EXERCISE INSTRUCTIONS: Report, word for word, every line of the material that contains "xlabel".

※ ※ ※

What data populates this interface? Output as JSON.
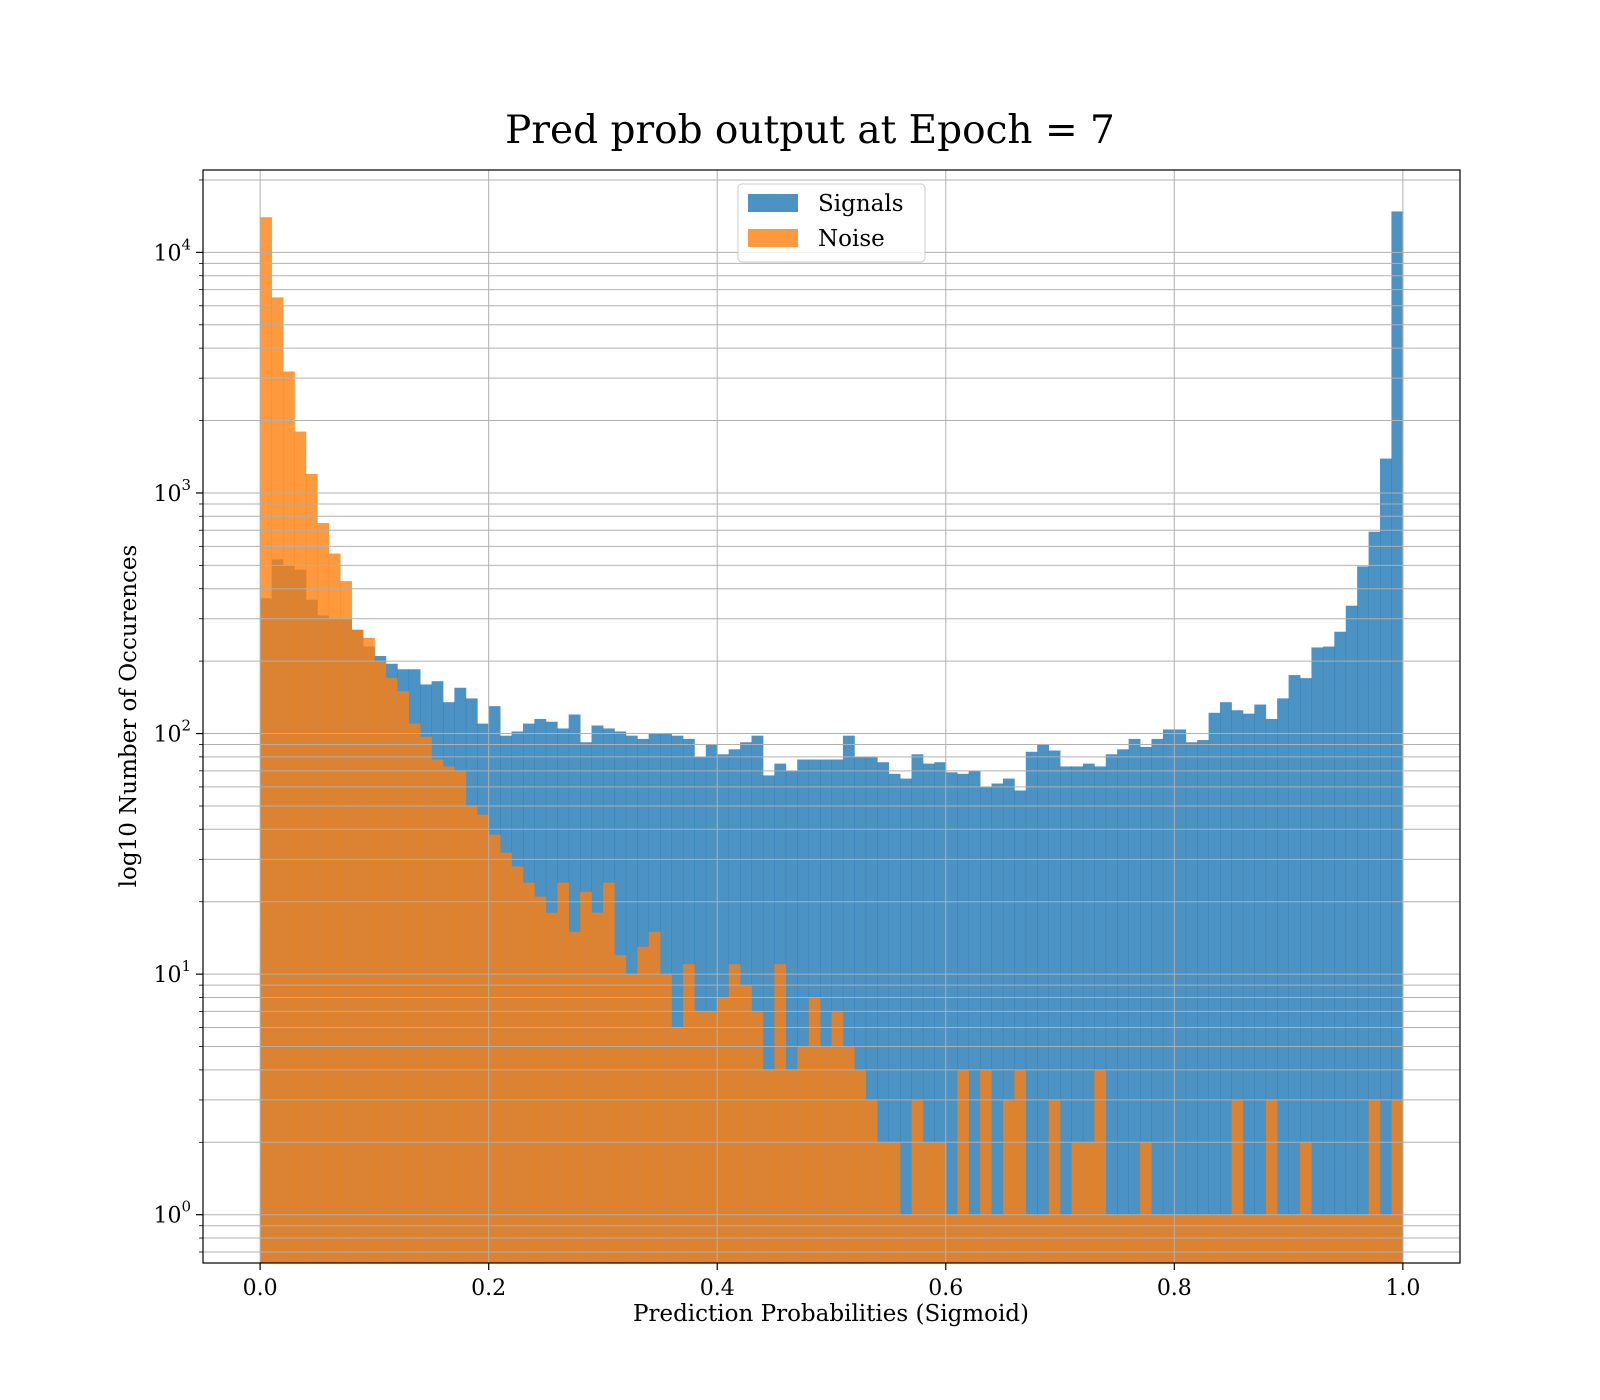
{
  "chart_data": {
    "type": "bar",
    "title": "Pred prob output at Epoch = 7",
    "xlabel": "Prediction Probabilities (Sigmoid)",
    "ylabel": "log10 Number of Occurences",
    "xlim": [
      -0.05,
      1.05
    ],
    "ylim": [
      0.63,
      22000
    ],
    "yscale": "log",
    "grid": true,
    "legend_position": "top-center",
    "bins": {
      "start": 0.0,
      "end": 1.0,
      "count": 100
    },
    "x_ticks": [
      "0.0",
      "0.2",
      "0.4",
      "0.6",
      "0.8",
      "1.0"
    ],
    "y_ticks": [
      {
        "base": "10",
        "exp": "0",
        "value": 1
      },
      {
        "base": "10",
        "exp": "1",
        "value": 10
      },
      {
        "base": "10",
        "exp": "2",
        "value": 100
      },
      {
        "base": "10",
        "exp": "3",
        "value": 1000
      },
      {
        "base": "10",
        "exp": "4",
        "value": 10000
      }
    ],
    "series": [
      {
        "name": "Signals",
        "color": "#1f77b4",
        "values": [
          365,
          530,
          500,
          480,
          360,
          310,
          300,
          300,
          270,
          230,
          210,
          195,
          185,
          185,
          160,
          165,
          135,
          155,
          140,
          110,
          130,
          98,
          102,
          110,
          115,
          112,
          105,
          120,
          92,
          108,
          105,
          102,
          98,
          95,
          100,
          100,
          98,
          95,
          80,
          90,
          82,
          86,
          92,
          98,
          67,
          75,
          70,
          78,
          78,
          78,
          78,
          98,
          80,
          80,
          76,
          68,
          65,
          82,
          75,
          76,
          69,
          68,
          70,
          60,
          62,
          65,
          58,
          84,
          90,
          85,
          73,
          73,
          75,
          73,
          82,
          86,
          95,
          88,
          95,
          104,
          104,
          92,
          94,
          122,
          135,
          125,
          121,
          132,
          115,
          140,
          175,
          170,
          228,
          230,
          265,
          340,
          495,
          690,
          1390,
          14800
        ]
      },
      {
        "name": "Noise",
        "color": "#ff7f0e",
        "values": [
          14000,
          6500,
          3200,
          1800,
          1200,
          750,
          560,
          430,
          270,
          250,
          200,
          170,
          150,
          110,
          97,
          78,
          73,
          70,
          50,
          46,
          38,
          32,
          28,
          24,
          21,
          18,
          24,
          15,
          22,
          18,
          24,
          12,
          10,
          13,
          15,
          10,
          6,
          11,
          7,
          7,
          8,
          11,
          9,
          7,
          4,
          11,
          4,
          5,
          8,
          5,
          7,
          5,
          4,
          3,
          2,
          2,
          1,
          3,
          2,
          2,
          1,
          4,
          1,
          4,
          1,
          3,
          4,
          1,
          1,
          3,
          1,
          2,
          2,
          4,
          1,
          1,
          1,
          2,
          1,
          1,
          1,
          1,
          1,
          1,
          1,
          3,
          1,
          1,
          3,
          1,
          1,
          2,
          1,
          1,
          1,
          1,
          1,
          3,
          1,
          3
        ]
      }
    ]
  }
}
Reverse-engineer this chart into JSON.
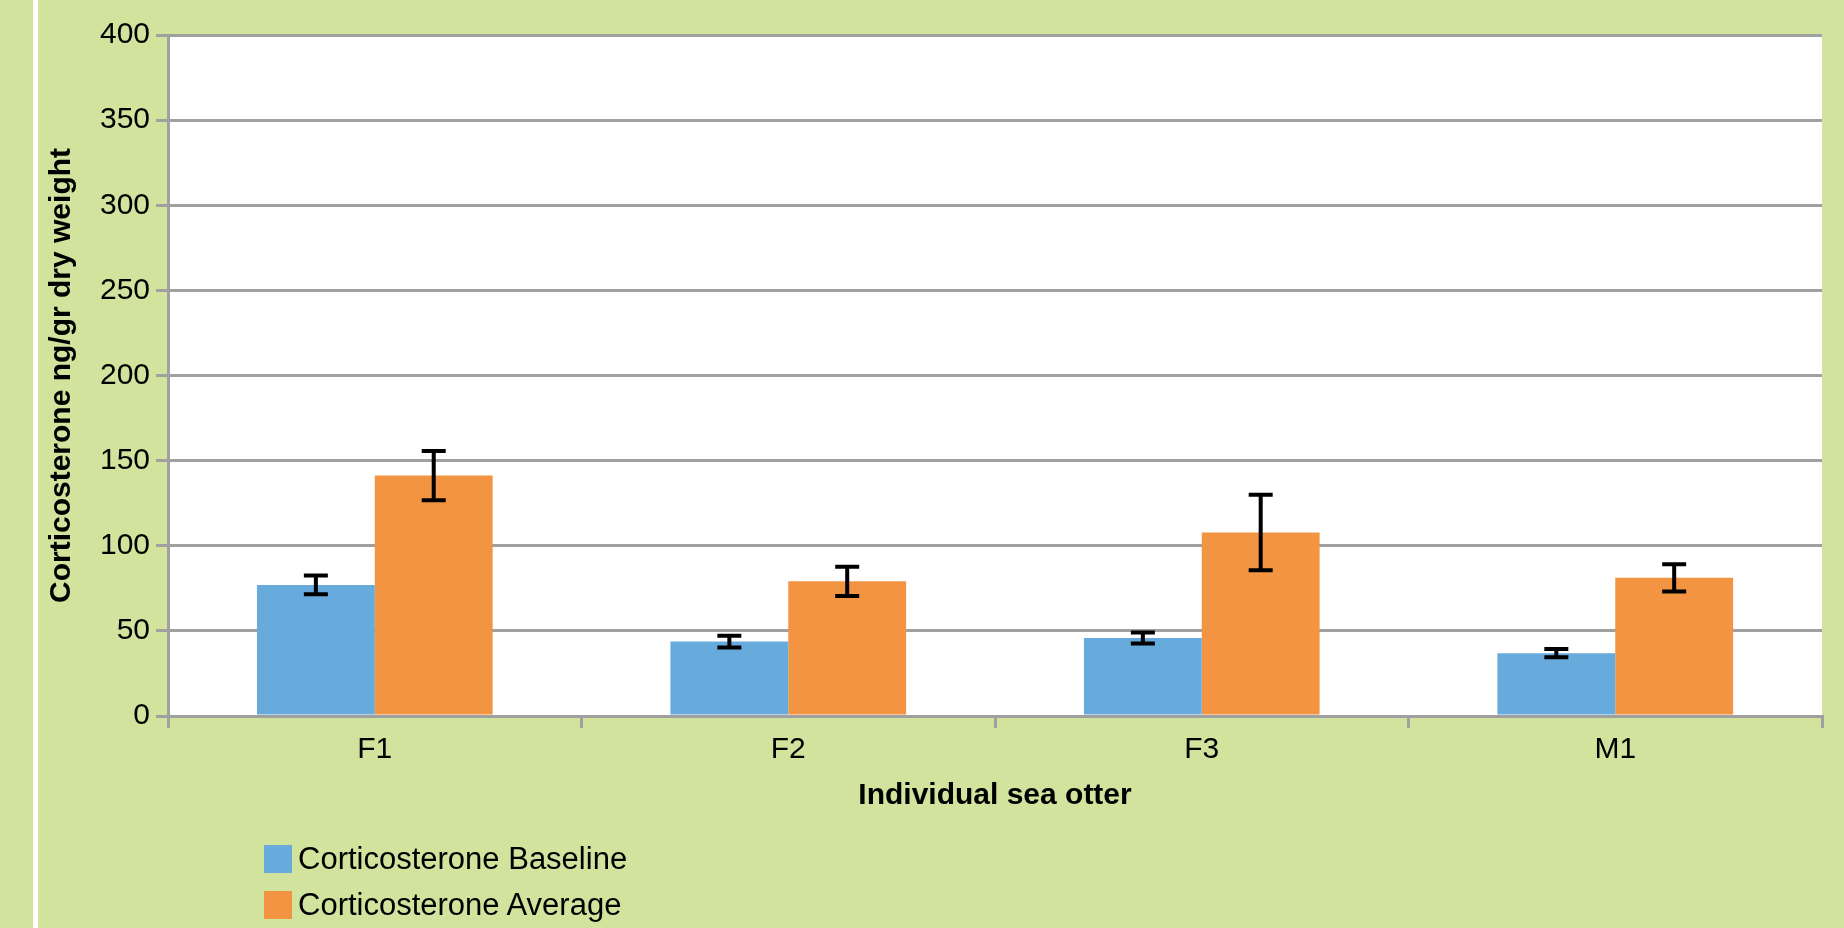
{
  "chart_data": {
    "type": "bar",
    "xlabel": "Individual sea otter",
    "ylabel": "Corticosterone ng/gr dry weight",
    "categories": [
      "F1",
      "F2",
      "F3",
      "M1"
    ],
    "series": [
      {
        "name": "Corticosterone Baseline",
        "color": "#67aadc",
        "values": [
          77,
          43.7,
          45.8,
          36.9
        ],
        "errors": [
          5.5,
          3.5,
          3.2,
          2.4
        ]
      },
      {
        "name": "Corticosterone Average",
        "color": "#f29441",
        "values": [
          141.2,
          79.1,
          107.8,
          81.2
        ],
        "errors": [
          14.5,
          8.6,
          22.2,
          8
        ]
      }
    ],
    "ylim": [
      0,
      400
    ],
    "yticks": [
      0,
      50,
      100,
      150,
      200,
      250,
      300,
      350,
      400
    ],
    "grid": "y",
    "legend": "bottom left"
  }
}
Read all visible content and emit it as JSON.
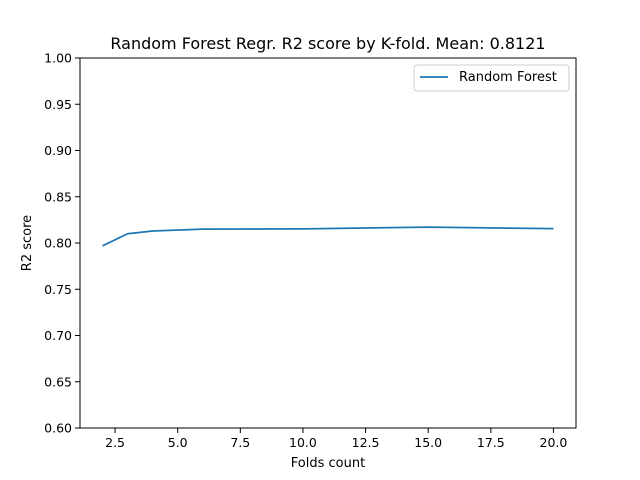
{
  "chart_data": {
    "type": "line",
    "title": "Random Forest Regr. R2 score by K-fold. Mean: 0.8121",
    "xlabel": "Folds count",
    "ylabel": "R2 score",
    "xlim": [
      1.1,
      20.9
    ],
    "ylim": [
      0.6,
      1.0
    ],
    "x_ticks": [
      2.5,
      5.0,
      7.5,
      10.0,
      12.5,
      15.0,
      17.5,
      20.0
    ],
    "x_tick_labels": [
      "2.5",
      "5.0",
      "7.5",
      "10.0",
      "12.5",
      "15.0",
      "17.5",
      "20.0"
    ],
    "y_ticks": [
      0.6,
      0.65,
      0.7,
      0.75,
      0.8,
      0.85,
      0.9,
      0.95,
      1.0
    ],
    "y_tick_labels": [
      "0.60",
      "0.65",
      "0.70",
      "0.75",
      "0.80",
      "0.85",
      "0.90",
      "0.95",
      "1.00"
    ],
    "grid": false,
    "legend_position": "top-right",
    "series": [
      {
        "name": "Random Forest",
        "color": "#1f77b4",
        "x": [
          2,
          3,
          4,
          6,
          10,
          15,
          20
        ],
        "y": [
          0.797,
          0.81,
          0.813,
          0.815,
          0.8153,
          0.8172,
          0.8155
        ]
      }
    ]
  }
}
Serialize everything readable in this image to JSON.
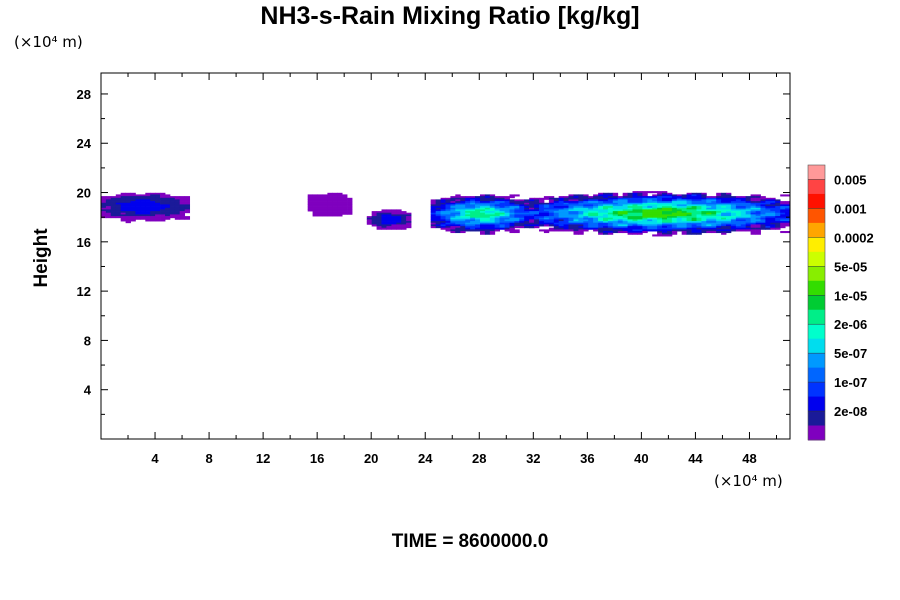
{
  "chart_data": {
    "type": "heatmap",
    "title": "NH3-s-Rain Mixing Ratio [kg/kg]",
    "xlabel": "",
    "ylabel": "Height",
    "x_unit": "(×10⁴ m)",
    "y_unit": "(×10⁴ m)",
    "xlim": [
      0,
      51
    ],
    "ylim": [
      0,
      29.7
    ],
    "x_ticks": [
      4,
      8,
      12,
      16,
      20,
      24,
      28,
      32,
      36,
      40,
      44,
      48
    ],
    "y_ticks": [
      4,
      8,
      12,
      16,
      20,
      24,
      28
    ],
    "colorbar": {
      "labels": [
        "0.005",
        "0.001",
        "0.0002",
        "5e-05",
        "1e-05",
        "2e-06",
        "5e-07",
        "1e-07",
        "2e-08"
      ],
      "colors": [
        "#ff9999",
        "#ff4444",
        "#ff1100",
        "#ff5500",
        "#ffa500",
        "#ffee00",
        "#ccff00",
        "#88ee00",
        "#33dd00",
        "#00cc33",
        "#00ee88",
        "#00ffcc",
        "#00ddee",
        "#0099ff",
        "#0066ff",
        "#0033ff",
        "#0000ee",
        "#1a1a99",
        "#7f00bf"
      ]
    },
    "regions": [
      {
        "x_range": [
          0,
          6.4
        ],
        "y_range": [
          17.7,
          20.0
        ],
        "peak": "1e-07"
      },
      {
        "x_range": [
          15.4,
          18.5
        ],
        "y_range": [
          18.0,
          20.0
        ],
        "peak": "2e-08"
      },
      {
        "x_range": [
          20.0,
          22.9
        ],
        "y_range": [
          17.0,
          18.6
        ],
        "peak": "1e-07"
      },
      {
        "x_range": [
          24.4,
          31.9
        ],
        "y_range": [
          16.7,
          19.8
        ],
        "peak": "1e-05"
      },
      {
        "x_range": [
          31.9,
          51.0
        ],
        "y_range": [
          16.6,
          20.0
        ],
        "peak": "5e-05"
      }
    ]
  },
  "footer": {
    "time_label": "TIME =",
    "time_value": "8600000.0"
  }
}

※ ※ ※

CORRECT RESULT:
    "xlabel": "Prediction Probabilities (Sigmoid)",
    "xlabel": "Individual sea otter",
    "xlabel": "Folds count",
    "xlabel": "",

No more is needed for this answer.